WORK TO DO
Omit all images. Write out the rest of the material exactly.

DATA TO PROCESS
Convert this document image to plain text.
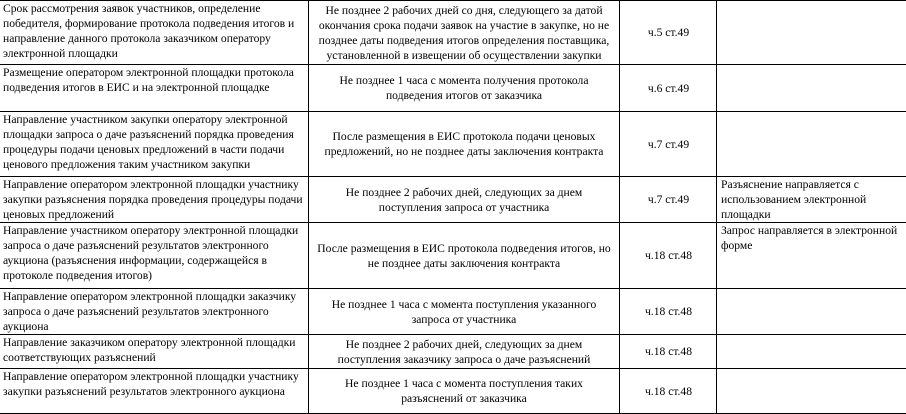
Срок рассмотрения заявок участников, определение победителя, формирование протокола подведения итогов и направление данного протокола заказчиком оператору электронной площадки	Не позднее 2 рабочих дней со дня, следующего за датой окончания срока подачи заявок на участие в закупке, но не позднее даты подведения итогов определения поставщика, установленной в извещении об осуществлении закупки	ч.5 ст.49	

Размещение оператором электронной площадки протокола подведения итогов в ЕИС и на электронной площадке	Не позднее 1 часа с момента получения протокола подведения итогов от заказчика	ч.6 ст.49	

Направление участником закупки оператору электронной площадки запроса о даче разъяснений порядка проведения процедуры подачи ценовых предложений в части подачи ценового предложения таким участником закупки	После размещения в ЕИС протокола подачи ценовых предложений, но не позднее даты заключения контракта	ч.7 ст.49	

Направление оператором электронной площадки участнику закупки разъяснения порядка проведения процедуры подачи ценовых предложений	Не позднее 2 рабочих дней, следующих за днем поступления запроса от участника	ч.7 ст.49	Разъяснение направляется с использованием электронной площадки

Направление участником оператору электронной площадки запроса о даче разъяснений результатов электронного аукциона (разъяснения информации, содержащейся в протоколе подведения итогов)	После размещения в ЕИС протокола подведения итогов, но не позднее даты заключения контракта	ч.18 ст.48	Запрос направляется в электронной форме

Направление оператором электронной площадки заказчику запроса о даче разъяснений результатов электронного аукциона	Не позднее 1 часа с момента поступления указанного запроса от участника	ч.18 ст.48	

Направление заказчиком оператору электронной площадки соответствующих разъяснений	Не позднее 2 рабочих дней, следующих за днем поступления заказчику запроса о даче разъяснений	ч.18 ст.48	

Направление оператором электронной площадки участнику закупки разъяснений результатов электронного аукциона	Не позднее 1 часа с момента поступления таких разъяснений от заказчика	ч.18 ст.48	
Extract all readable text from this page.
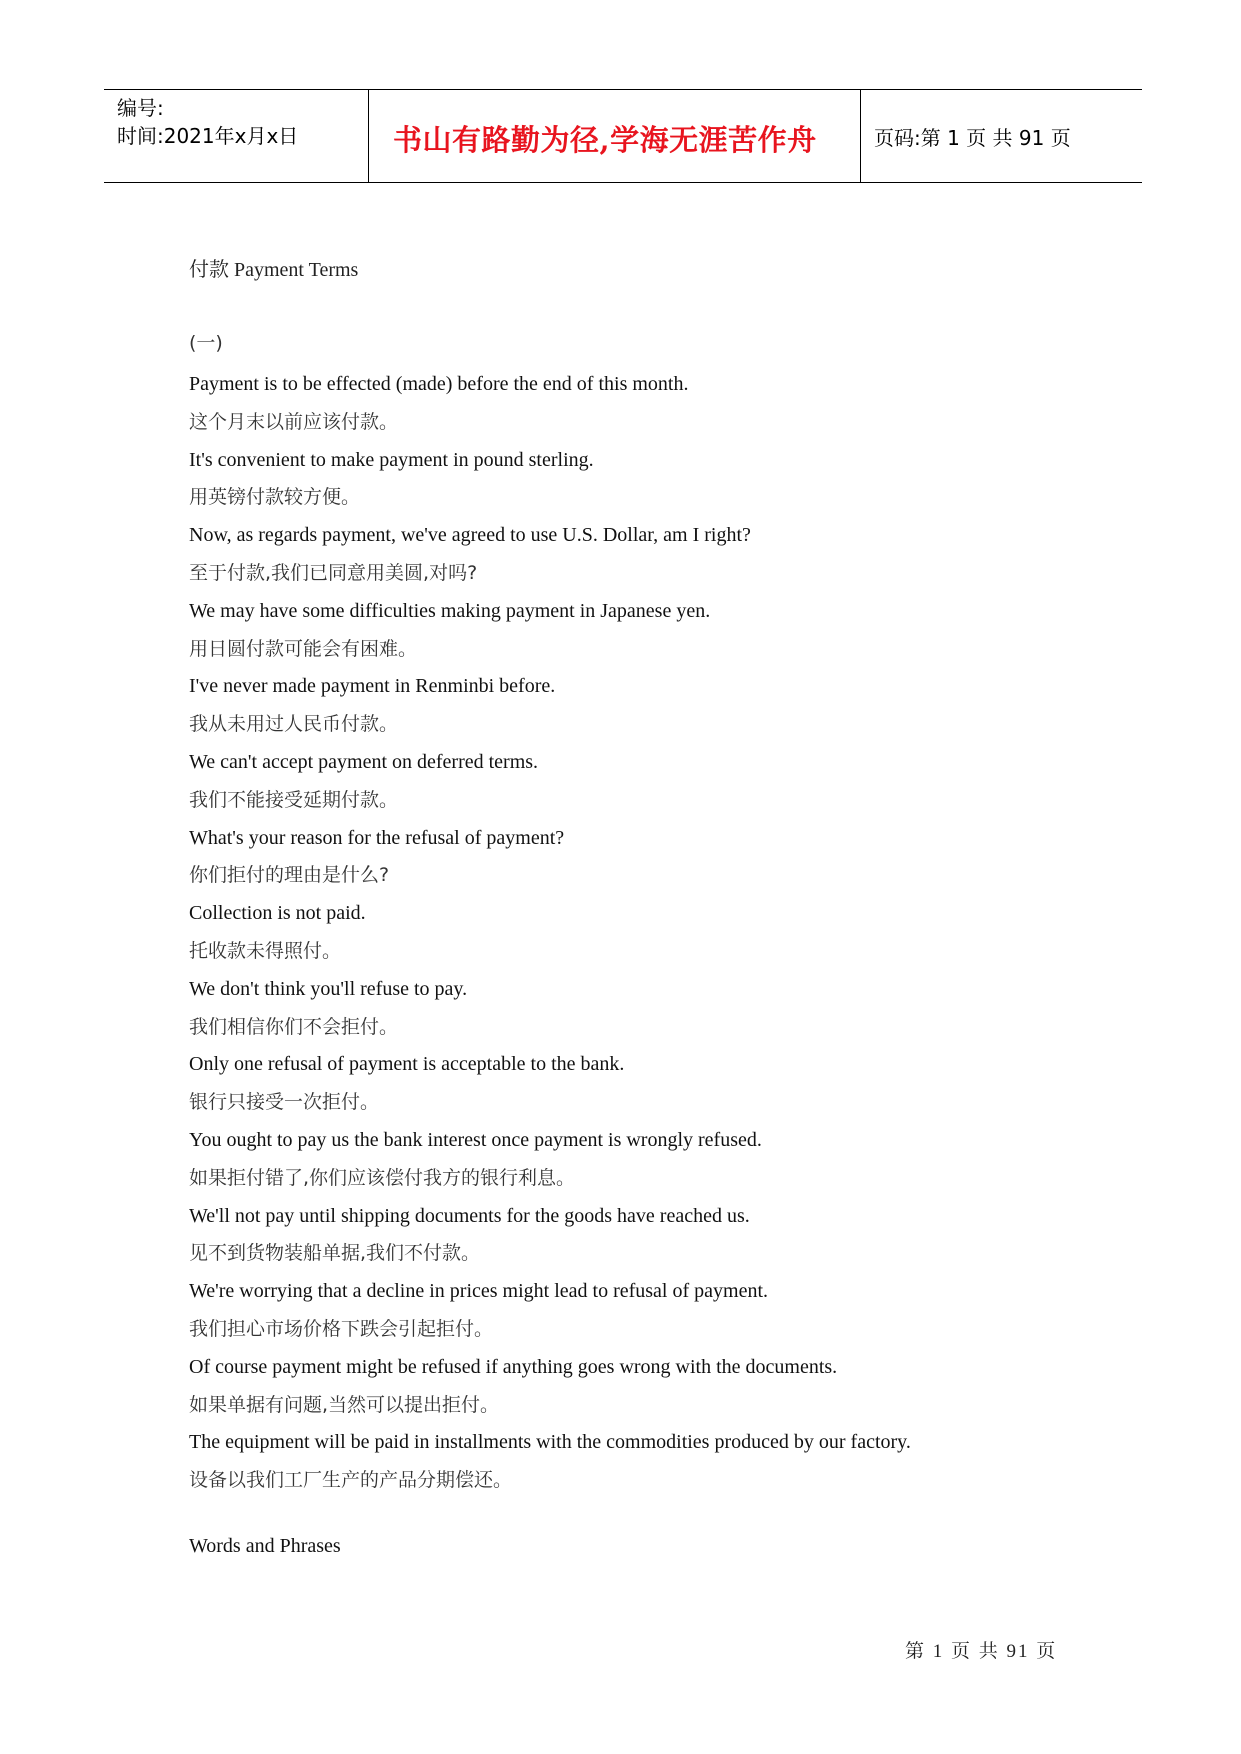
编号:
时间:2021年x月x日	书山有路勤为径,学海无涯苦作舟	页码:第 1 页 共 91 页
付款 Payment Terms
(一)
Payment is to be effected (made) before the end of this month.
这个月末以前应该付款。
It's convenient to make payment in pound sterling.
用英镑付款较方便。
Now, as regards payment, we've agreed to use U.S. Dollar, am I right?
至于付款,我们已同意用美圆,对吗?
We may have some difficulties making payment in Japanese yen.
用日圆付款可能会有困难。
I've never made payment in Renminbi before.
我从未用过人民币付款。
We can't accept payment on deferred terms.
我们不能接受延期付款。
What's your reason for the refusal of payment?
你们拒付的理由是什么?
Collection is not paid.
托收款未得照付。
We don't think you'll refuse to pay.
我们相信你们不会拒付。
Only one refusal of payment is acceptable to the bank.
银行只接受一次拒付。
You ought to pay us the bank interest once payment is wrongly refused.
如果拒付错了,你们应该偿付我方的银行利息。
We'll not pay until shipping documents for the goods have reached us.
见不到货物装船单据,我们不付款。
We're worrying that a decline in prices might lead to refusal of payment.
我们担心市场价格下跌会引起拒付。
Of course payment might be refused if anything goes wrong with the documents.
如果单据有问题,当然可以提出拒付。
The equipment will be paid in installments with the commodities produced by our factory.
设备以我们工厂生产的产品分期偿还。
Words and Phrases
第 1 页 共 91 页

TASK SOLUTION
Convert this document image to plain text.
Срок рассмотрения заявок участников, определение победителя, формирование протокола подведения итогов и направление данного протокола заказчиком оператору электронной площадки	Не позднее 2 рабочих дней со дня, следующего за датой окончания срока подачи заявок на участие в закупке, но не позднее даты подведения итогов определения поставщика, установленной в извещении об осуществлении закупки	ч.5 ст.49	

Размещение оператором электронной площадки протокола подведения итогов в ЕИС и на электронной площадке	Не позднее 1 часа с момента получения протокола подведения итогов от заказчика	ч.6 ст.49	

Направление участником закупки оператору электронной площадки запроса о даче разъяснений порядка проведения процедуры подачи ценовых предложений в части подачи ценового предложения таким участником закупки	После размещения в ЕИС протокола подачи ценовых предложений, но не позднее даты заключения контракта	ч.7 ст.49	

Направление оператором электронной площадки участнику закупки разъяснения порядка проведения процедуры подачи ценовых предложений	Не позднее 2 рабочих дней, следующих за днем поступления запроса от участника	ч.7 ст.49	Разъяснение направляется с использованием электронной площадки

Направление участником оператору электронной площадки запроса о даче разъяснений результатов электронного аукциона (разъяснения информации, содержащейся в протоколе подведения итогов)	После размещения в ЕИС протокола подведения итогов, но не позднее даты заключения контракта	ч.18 ст.48	Запрос направляется в электронной форме

Направление оператором электронной площадки заказчику запроса о даче разъяснений результатов электронного аукциона	Не позднее 1 часа с момента поступления указанного запроса от участника	ч.18 ст.48	

Направление заказчиком оператору электронной площадки соответствующих разъяснений	Не позднее 2 рабочих дней, следующих за днем поступления заказчику запроса о даче разъяснений	ч.18 ст.48	

Направление оператором электронной площадки участнику закупки разъяснений результатов электронного аукциона	Не позднее 1 часа с момента поступления таких разъяснений от заказчика	ч.18 ст.48	
Extract all readable text from this page.
编号:
时间:2021年x月x日	书山有路勤为径,学海无涯苦作舟	页码:第 1 页 共 91 页
付款 Payment Terms
(一)
Payment is to be effected (made) before the end of this month.
这个月末以前应该付款。
It's convenient to make payment in pound sterling.
用英镑付款较方便。
Now, as regards payment, we've agreed to use U.S. Dollar, am I right?
至于付款,我们已同意用美圆,对吗?
We may have some difficulties making payment in Japanese yen.
用日圆付款可能会有困难。
I've never made payment in Renminbi before.
我从未用过人民币付款。
We can't accept payment on deferred terms.
我们不能接受延期付款。
What's your reason for the refusal of payment?
你们拒付的理由是什么?
Collection is not paid.
托收款未得照付。
We don't think you'll refuse to pay.
我们相信你们不会拒付。
Only one refusal of payment is acceptable to the bank.
银行只接受一次拒付。
You ought to pay us the bank interest once payment is wrongly refused.
如果拒付错了,你们应该偿付我方的银行利息。
We'll not pay until shipping documents for the goods have reached us.
见不到货物装船单据,我们不付款。
We're worrying that a decline in prices might lead to refusal of payment.
我们担心市场价格下跌会引起拒付。
Of course payment might be refused if anything goes wrong with the documents.
如果单据有问题,当然可以提出拒付。
The equipment will be paid in installments with the commodities produced by our factory.
设备以我们工厂生产的产品分期偿还。
Words and Phrases
第 1 页 共 91 页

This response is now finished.